Saved entries
- - - - - - -

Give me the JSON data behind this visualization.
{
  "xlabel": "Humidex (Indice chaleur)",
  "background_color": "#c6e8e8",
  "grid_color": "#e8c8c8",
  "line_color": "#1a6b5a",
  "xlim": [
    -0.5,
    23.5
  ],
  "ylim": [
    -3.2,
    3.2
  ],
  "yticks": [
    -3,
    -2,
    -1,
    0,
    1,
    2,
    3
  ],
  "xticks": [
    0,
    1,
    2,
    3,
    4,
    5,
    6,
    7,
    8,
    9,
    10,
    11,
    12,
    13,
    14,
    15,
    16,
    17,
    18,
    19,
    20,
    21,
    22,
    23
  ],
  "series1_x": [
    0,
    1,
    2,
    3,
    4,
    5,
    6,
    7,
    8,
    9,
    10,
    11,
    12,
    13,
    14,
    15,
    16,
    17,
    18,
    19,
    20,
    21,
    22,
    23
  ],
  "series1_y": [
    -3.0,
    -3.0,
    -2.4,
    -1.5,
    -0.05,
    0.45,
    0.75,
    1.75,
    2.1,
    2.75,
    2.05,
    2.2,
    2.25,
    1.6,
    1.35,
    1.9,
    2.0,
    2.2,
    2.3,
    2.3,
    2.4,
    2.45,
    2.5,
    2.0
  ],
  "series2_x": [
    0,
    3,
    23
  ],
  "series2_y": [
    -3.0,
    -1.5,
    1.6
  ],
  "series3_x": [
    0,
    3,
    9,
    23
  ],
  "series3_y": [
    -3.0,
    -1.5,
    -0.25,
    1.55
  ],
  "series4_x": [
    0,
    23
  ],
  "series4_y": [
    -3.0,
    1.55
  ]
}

- - - - - - -

Stated task:
All of the material above needs to be copied exactly.

Written response:
Give me the JSON data behind this visualization.
{
  "xlabel": "Humidex (Indice chaleur)",
  "background_color": "#c6e8e8",
  "grid_color": "#e8c8c8",
  "line_color": "#1a6b5a",
  "xlim": [
    -0.5,
    23.5
  ],
  "ylim": [
    -3.2,
    3.2
  ],
  "yticks": [
    -3,
    -2,
    -1,
    0,
    1,
    2,
    3
  ],
  "xticks": [
    0,
    1,
    2,
    3,
    4,
    5,
    6,
    7,
    8,
    9,
    10,
    11,
    12,
    13,
    14,
    15,
    16,
    17,
    18,
    19,
    20,
    21,
    22,
    23
  ],
  "series1_x": [
    0,
    1,
    2,
    3,
    4,
    5,
    6,
    7,
    8,
    9,
    10,
    11,
    12,
    13,
    14,
    15,
    16,
    17,
    18,
    19,
    20,
    21,
    22,
    23
  ],
  "series1_y": [
    -3.0,
    -3.0,
    -2.4,
    -1.5,
    -0.05,
    0.45,
    0.75,
    1.75,
    2.1,
    2.75,
    2.05,
    2.2,
    2.25,
    1.6,
    1.35,
    1.9,
    2.0,
    2.2,
    2.3,
    2.3,
    2.4,
    2.45,
    2.5,
    2.0
  ],
  "series2_x": [
    0,
    3,
    23
  ],
  "series2_y": [
    -3.0,
    -1.5,
    1.6
  ],
  "series3_x": [
    0,
    3,
    9,
    23
  ],
  "series3_y": [
    -3.0,
    -1.5,
    -0.25,
    1.55
  ],
  "series4_x": [
    0,
    23
  ],
  "series4_y": [
    -3.0,
    1.55
  ]
}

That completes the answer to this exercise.